> **Problem details**
Filter the entries, keeping every line with the word "Toolbars".

> **Input material**
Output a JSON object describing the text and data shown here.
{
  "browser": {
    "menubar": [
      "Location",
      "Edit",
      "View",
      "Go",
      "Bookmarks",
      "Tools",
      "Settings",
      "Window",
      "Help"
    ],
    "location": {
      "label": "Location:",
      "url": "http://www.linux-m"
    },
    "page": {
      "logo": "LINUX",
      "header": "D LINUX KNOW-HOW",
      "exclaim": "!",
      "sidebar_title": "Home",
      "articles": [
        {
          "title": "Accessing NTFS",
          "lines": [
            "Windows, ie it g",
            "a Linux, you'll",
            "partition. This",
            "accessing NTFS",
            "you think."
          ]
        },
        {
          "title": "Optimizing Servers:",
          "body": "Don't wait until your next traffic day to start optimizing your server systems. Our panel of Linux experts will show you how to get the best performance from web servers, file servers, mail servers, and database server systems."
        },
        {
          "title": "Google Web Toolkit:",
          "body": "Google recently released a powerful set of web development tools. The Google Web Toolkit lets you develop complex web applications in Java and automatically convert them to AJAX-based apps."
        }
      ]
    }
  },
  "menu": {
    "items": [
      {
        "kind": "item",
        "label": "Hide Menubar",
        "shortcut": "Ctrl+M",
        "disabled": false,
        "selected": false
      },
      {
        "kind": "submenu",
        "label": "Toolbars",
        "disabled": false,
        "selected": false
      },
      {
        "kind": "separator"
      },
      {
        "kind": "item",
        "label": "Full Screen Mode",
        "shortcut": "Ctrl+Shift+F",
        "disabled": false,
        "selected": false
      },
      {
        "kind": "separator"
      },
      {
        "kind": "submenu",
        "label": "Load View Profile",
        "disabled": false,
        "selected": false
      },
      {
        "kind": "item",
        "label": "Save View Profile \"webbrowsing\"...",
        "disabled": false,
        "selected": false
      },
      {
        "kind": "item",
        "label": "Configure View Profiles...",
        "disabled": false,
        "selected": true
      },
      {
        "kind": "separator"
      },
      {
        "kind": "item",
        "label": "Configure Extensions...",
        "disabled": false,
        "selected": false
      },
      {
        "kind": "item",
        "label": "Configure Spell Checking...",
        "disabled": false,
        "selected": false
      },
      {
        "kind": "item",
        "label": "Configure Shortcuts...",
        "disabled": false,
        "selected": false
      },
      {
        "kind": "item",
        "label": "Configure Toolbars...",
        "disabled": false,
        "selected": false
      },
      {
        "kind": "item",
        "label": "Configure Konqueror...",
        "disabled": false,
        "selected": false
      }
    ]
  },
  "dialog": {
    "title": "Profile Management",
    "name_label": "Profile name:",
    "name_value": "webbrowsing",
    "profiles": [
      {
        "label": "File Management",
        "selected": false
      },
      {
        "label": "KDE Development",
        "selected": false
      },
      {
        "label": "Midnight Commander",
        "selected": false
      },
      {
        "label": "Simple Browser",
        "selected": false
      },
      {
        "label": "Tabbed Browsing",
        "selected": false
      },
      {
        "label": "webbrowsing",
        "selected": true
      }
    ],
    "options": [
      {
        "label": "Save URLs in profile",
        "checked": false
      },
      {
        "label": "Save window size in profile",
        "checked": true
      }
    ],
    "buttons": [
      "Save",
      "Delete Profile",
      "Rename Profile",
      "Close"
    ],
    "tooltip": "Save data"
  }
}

> **Output of the exercise**
        "label": "Toolbars",
        "label": "Configure Toolbars...",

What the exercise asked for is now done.